• TASK REQUIREMENTS
Give every line from the entries that contains "объеме".

-- BEGIN ENTRIES PROVIDED --

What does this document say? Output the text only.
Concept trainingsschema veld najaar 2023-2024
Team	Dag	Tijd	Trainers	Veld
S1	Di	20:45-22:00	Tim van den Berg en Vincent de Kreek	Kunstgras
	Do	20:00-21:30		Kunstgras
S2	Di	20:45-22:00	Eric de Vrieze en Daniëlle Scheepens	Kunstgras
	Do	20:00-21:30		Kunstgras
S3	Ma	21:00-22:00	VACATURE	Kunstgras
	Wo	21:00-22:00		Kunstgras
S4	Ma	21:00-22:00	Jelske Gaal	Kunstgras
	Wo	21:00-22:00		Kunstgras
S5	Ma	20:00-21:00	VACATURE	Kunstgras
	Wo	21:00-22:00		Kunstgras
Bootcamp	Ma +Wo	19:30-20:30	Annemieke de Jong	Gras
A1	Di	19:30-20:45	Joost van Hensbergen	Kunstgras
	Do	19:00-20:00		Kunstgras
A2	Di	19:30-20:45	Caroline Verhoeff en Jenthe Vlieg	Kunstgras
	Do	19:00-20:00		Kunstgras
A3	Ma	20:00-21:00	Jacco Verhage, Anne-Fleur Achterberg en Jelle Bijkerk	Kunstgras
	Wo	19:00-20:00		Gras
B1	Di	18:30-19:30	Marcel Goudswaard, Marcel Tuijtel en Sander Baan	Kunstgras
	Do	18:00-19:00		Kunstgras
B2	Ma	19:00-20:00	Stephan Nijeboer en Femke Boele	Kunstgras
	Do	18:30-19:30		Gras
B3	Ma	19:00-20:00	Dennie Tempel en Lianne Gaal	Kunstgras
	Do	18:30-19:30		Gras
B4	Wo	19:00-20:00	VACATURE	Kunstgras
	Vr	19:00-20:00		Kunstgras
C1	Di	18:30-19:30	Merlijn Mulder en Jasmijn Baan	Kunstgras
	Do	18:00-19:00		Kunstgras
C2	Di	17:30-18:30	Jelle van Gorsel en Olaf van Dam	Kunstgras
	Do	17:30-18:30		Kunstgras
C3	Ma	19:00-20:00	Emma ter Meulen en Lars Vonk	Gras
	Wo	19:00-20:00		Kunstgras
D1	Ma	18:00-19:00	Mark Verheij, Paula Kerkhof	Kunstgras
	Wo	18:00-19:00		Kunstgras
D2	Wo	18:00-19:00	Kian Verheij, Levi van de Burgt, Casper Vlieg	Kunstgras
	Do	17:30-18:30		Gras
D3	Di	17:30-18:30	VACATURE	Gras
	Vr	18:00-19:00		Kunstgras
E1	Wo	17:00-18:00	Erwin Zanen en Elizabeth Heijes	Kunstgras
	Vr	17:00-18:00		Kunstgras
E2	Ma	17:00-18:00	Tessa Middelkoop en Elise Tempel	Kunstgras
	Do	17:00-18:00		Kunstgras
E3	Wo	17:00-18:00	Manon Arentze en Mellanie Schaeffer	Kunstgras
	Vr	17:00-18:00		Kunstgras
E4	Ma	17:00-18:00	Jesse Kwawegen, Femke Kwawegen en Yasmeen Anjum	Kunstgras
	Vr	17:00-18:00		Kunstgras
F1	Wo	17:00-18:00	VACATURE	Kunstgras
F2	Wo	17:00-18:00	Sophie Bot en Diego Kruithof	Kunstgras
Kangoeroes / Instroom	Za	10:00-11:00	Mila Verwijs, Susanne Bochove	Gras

-- END ENTRIES PROVIDED --
-- BEGIN ENTRIES PROVIDED --

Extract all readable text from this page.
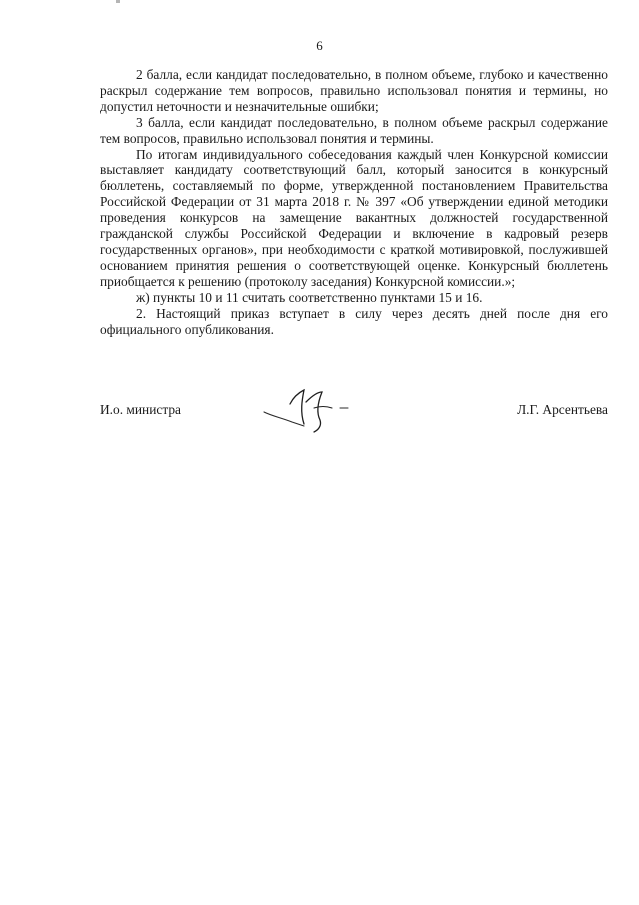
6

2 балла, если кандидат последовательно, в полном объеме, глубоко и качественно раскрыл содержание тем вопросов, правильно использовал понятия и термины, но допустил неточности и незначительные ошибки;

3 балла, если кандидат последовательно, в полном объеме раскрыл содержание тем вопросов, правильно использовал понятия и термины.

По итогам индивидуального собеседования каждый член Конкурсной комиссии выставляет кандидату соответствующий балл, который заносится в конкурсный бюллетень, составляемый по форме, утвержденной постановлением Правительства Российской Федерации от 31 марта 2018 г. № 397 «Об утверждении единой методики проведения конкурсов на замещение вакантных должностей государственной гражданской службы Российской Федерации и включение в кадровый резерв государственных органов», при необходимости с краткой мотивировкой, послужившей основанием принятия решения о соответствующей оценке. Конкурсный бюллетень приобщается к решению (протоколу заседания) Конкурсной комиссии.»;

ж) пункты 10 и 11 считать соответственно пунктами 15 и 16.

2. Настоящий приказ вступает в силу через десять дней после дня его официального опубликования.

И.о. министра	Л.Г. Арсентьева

-- END ENTRIES PROVIDED --

• RESULT OF THE EXERCISE
2 балла, если кандидат последовательно, в полном объеме, глубоко и качественно раскрыл содержание тем вопросов, правильно использовал понятия и термины, но допустил неточности и незначительные ошибки;
3 балла, если кандидат последовательно, в полном объеме раскрыл содержание тем вопросов, правильно использовал понятия и термины.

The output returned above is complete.